TASK PROMPT »
Copy out all lines in the data below containing the string "Travel".

— START OF MATERIAL PROVIDED —

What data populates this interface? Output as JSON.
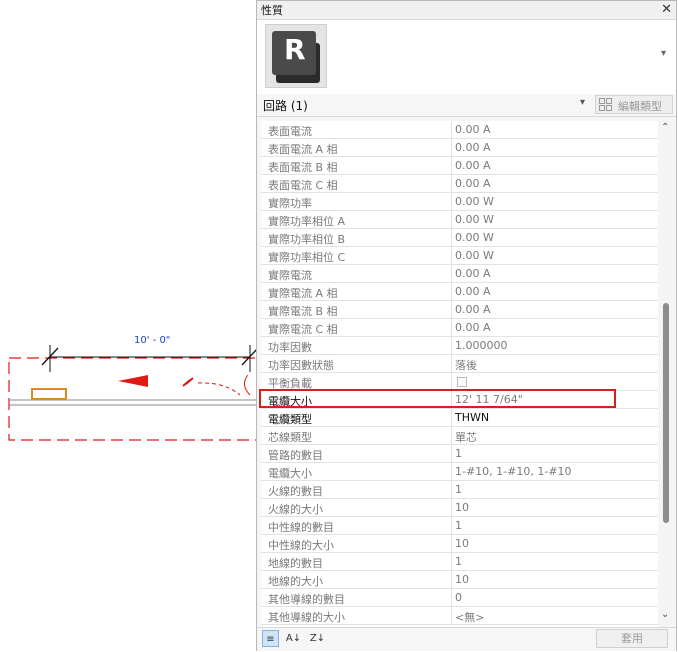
{
  "canvas": {
    "dimension_text": "10' - 0\""
  },
  "panel": {
    "title": "性質",
    "close_glyph": "✕",
    "logo_letter": "R",
    "category": "回路 (1)",
    "edit_type_label": "編輯類型",
    "apply_label": "套用",
    "footer_icons": [
      "properties-list-icon",
      "sort-ascending-icon",
      "sort-descending-icon"
    ],
    "footer_glyphs": [
      "≡",
      "A↓",
      "Z↓"
    ],
    "rows": [
      {
        "name": "表面電流",
        "value": "0.00 A"
      },
      {
        "name": "表面電流 A 相",
        "value": "0.00 A"
      },
      {
        "name": "表面電流 B 相",
        "value": "0.00 A"
      },
      {
        "name": "表面電流 C 相",
        "value": "0.00 A"
      },
      {
        "name": "實際功率",
        "value": "0.00 W"
      },
      {
        "name": "實際功率相位 A",
        "value": "0.00 W"
      },
      {
        "name": "實際功率相位 B",
        "value": "0.00 W"
      },
      {
        "name": "實際功率相位 C",
        "value": "0.00 W"
      },
      {
        "name": "實際電流",
        "value": "0.00 A"
      },
      {
        "name": "實際電流 A 相",
        "value": "0.00 A"
      },
      {
        "name": "實際電流 B 相",
        "value": "0.00 A"
      },
      {
        "name": "實際電流 C 相",
        "value": "0.00 A"
      },
      {
        "name": "功率因數",
        "value": "1.000000"
      },
      {
        "name": "功率因數狀態",
        "value": "落後"
      },
      {
        "name": "平衡負載",
        "value": ""
      },
      {
        "name": "電纜大小",
        "value": "12'  11 7/64\""
      },
      {
        "name": "電纜類型",
        "value": "THWN"
      },
      {
        "name": "芯線類型",
        "value": "單芯"
      },
      {
        "name": "管路的數目",
        "value": "1"
      },
      {
        "name": "電纜大小",
        "value": "1-#10, 1-#10, 1-#10"
      },
      {
        "name": "火線的數目",
        "value": "1"
      },
      {
        "name": "火線的大小",
        "value": "10"
      },
      {
        "name": "中性線的數目",
        "value": "1"
      },
      {
        "name": "中性線的大小",
        "value": "10"
      },
      {
        "name": "地線的數目",
        "value": "1"
      },
      {
        "name": "地線的大小",
        "value": "10"
      },
      {
        "name": "其他導線的數目",
        "value": "0"
      },
      {
        "name": "其他導線的大小",
        "value": "<無>"
      }
    ]
  },
  "colors": {
    "highlight": "#d42020",
    "dimension": "#1a44c8",
    "circuit_red": "#e01818"
  }
}
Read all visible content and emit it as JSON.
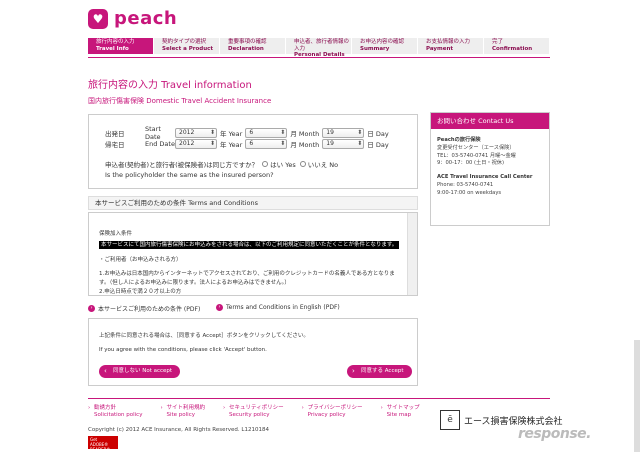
{
  "brand": {
    "logo_text": "peach",
    "brand_color": "#c7167b"
  },
  "steps": [
    {
      "jp": "旅行内容の入力",
      "en": "Travel Info",
      "active": true
    },
    {
      "jp": "契約タイプの選択",
      "en": "Select a Product",
      "active": false
    },
    {
      "jp": "重要事項の確認",
      "en": "Declaration",
      "active": false
    },
    {
      "jp": "申込者、旅行者情報の入力",
      "en": "Personal Details",
      "active": false
    },
    {
      "jp": "お申込内容の確認",
      "en": "Summary",
      "active": false
    },
    {
      "jp": "お支払情報の入力",
      "en": "Payment",
      "active": false
    },
    {
      "jp": "完了",
      "en": "Confirmation",
      "active": false
    }
  ],
  "page_title": "旅行内容の入力 Travel information",
  "subtitle": "国内旅行傷害保険 Domestic Travel Accident Insurance",
  "form": {
    "start": {
      "jp": "出発日",
      "en": "Start Date",
      "year": "2012",
      "month": "6",
      "day": "19"
    },
    "end": {
      "jp": "帰宅日",
      "en": "End Date",
      "year": "2012",
      "month": "6",
      "day": "19"
    },
    "year_label": "年 Year",
    "month_label": "月 Month",
    "day_label": "日 Day",
    "question_jp": "申込者(契約者)と旅行者(被保険者)は同じ方ですか？",
    "question_en": "Is the policyholder the same as the insured person?",
    "yes_label": "はい Yes",
    "no_label": "いいえ No"
  },
  "sidebar": {
    "title": "お問い合わせ Contact Us",
    "peach_name": "Peachの旅行保険",
    "peach_center": "変更受付センター（エース保険）",
    "peach_tel": "TEL：03-5740-0741 月曜〜金曜",
    "peach_hours": "9：00-17：00 (土日・祝休)",
    "ace_name": "ACE Travel Insurance Call Center",
    "ace_phone": "Phone: 03-5740-0741",
    "ace_hours": "9:00-17:00 on weekdays"
  },
  "terms": {
    "heading": "本サービスご利用のための条件 Terms and Conditions",
    "line1": "保険加入条件",
    "black_line": "本サービスにて国内旅行傷害保険にお申込みをされる場合は、以下のご利用規定に同意いただくことが条件となります。",
    "line3": "・ご利用者（お申込みされる方）",
    "line4": "1.お申込みは日本国内からインターネットでアクセスされており、ご利用のクレジットカードの名義人である方となりま",
    "line5": "す。（但し人によるお申込みに限ります。法人によるお申込みはできません。）",
    "line6": "2.申込日時点で満２０才以上の方"
  },
  "pdf_links": {
    "jp": "本サービスご利用のための条件 (PDF)",
    "en": "Terms and Conditions in English (PDF)"
  },
  "consent": {
    "line1": "上記条件に同意される場合は、［同意する Accept］ボタンをクリックしてください。",
    "line2": "If you agree with the conditions, please click 'Accept' button.",
    "not_accept": "同意しない Not accept",
    "accept": "同意する Accept"
  },
  "footer": {
    "links": [
      {
        "jp": "勧誘方針",
        "en": "Solicitation policy"
      },
      {
        "jp": "サイト利用規約",
        "en": "Site policy"
      },
      {
        "jp": "セキュリティポリシー",
        "en": "Security policy"
      },
      {
        "jp": "プライバシーポリシー",
        "en": "Privacy policy"
      },
      {
        "jp": "サイトマップ",
        "en": "Site map"
      }
    ],
    "copyright": "Copyright (c) 2012 ACE Insurance, All Rights Reserved. L1210184",
    "adobe": "Get ADOBE® READER®",
    "ace_logo": "エース損害保険株式会社",
    "watermark": "response."
  }
}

— END OF MATERIAL PROVIDED —

RESPONSE BELOW »
      "en": "Travel Info",
  "page_title": "旅行内容の入力 Travel information",
  "subtitle": "国内旅行傷害保険 Domestic Travel Accident Insurance",
    "ace_name": "ACE Travel Insurance Call Center",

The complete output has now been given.